[Records about charts and figures]

------------------------------------------------

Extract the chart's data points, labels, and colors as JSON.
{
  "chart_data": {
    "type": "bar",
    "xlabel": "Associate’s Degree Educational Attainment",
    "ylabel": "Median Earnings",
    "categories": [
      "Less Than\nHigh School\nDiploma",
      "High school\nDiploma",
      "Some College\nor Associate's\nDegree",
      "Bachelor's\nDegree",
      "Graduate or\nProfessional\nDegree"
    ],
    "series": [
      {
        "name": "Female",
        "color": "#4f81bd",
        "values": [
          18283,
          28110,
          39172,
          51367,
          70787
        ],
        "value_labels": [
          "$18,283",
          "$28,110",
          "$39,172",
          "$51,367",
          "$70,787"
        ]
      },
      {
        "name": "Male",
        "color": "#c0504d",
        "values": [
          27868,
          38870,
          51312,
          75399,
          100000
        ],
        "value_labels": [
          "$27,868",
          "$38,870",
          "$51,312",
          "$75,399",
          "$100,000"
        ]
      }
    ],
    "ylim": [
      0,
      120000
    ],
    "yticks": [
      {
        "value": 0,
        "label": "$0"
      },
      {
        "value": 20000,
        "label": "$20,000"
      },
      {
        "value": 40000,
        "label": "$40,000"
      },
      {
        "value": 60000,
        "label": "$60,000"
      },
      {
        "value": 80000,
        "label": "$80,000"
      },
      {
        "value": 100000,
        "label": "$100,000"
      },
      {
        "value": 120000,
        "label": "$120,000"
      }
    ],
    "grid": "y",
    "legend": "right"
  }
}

------------------------------------------------

**GIVEN TASK**
Print all of the entries exactly as they are written.

**TASK OUTPUT**
Extract the chart's data points, labels, and colors as JSON.
{
  "chart_data": {
    "type": "bar",
    "xlabel": "Associate’s Degree Educational Attainment",
    "ylabel": "Median Earnings",
    "categories": [
      "Less Than\nHigh School\nDiploma",
      "High school\nDiploma",
      "Some College\nor Associate's\nDegree",
      "Bachelor's\nDegree",
      "Graduate or\nProfessional\nDegree"
    ],
    "series": [
      {
        "name": "Female",
        "color": "#4f81bd",
        "values": [
          18283,
          28110,
          39172,
          51367,
          70787
        ],
        "value_labels": [
          "$18,283",
          "$28,110",
          "$39,172",
          "$51,367",
          "$70,787"
        ]
      },
      {
        "name": "Male",
        "color": "#c0504d",
        "values": [
          27868,
          38870,
          51312,
          75399,
          100000
        ],
        "value_labels": [
          "$27,868",
          "$38,870",
          "$51,312",
          "$75,399",
          "$100,000"
        ]
      }
    ],
    "ylim": [
      0,
      120000
    ],
    "yticks": [
      {
        "value": 0,
        "label": "$0"
      },
      {
        "value": 20000,
        "label": "$20,000"
      },
      {
        "value": 40000,
        "label": "$40,000"
      },
      {
        "value": 60000,
        "label": "$60,000"
      },
      {
        "value": 80000,
        "label": "$80,000"
      },
      {
        "value": 100000,
        "label": "$100,000"
      },
      {
        "value": 120000,
        "label": "$120,000"
      }
    ],
    "grid": "y",
    "legend": "right"
  }
}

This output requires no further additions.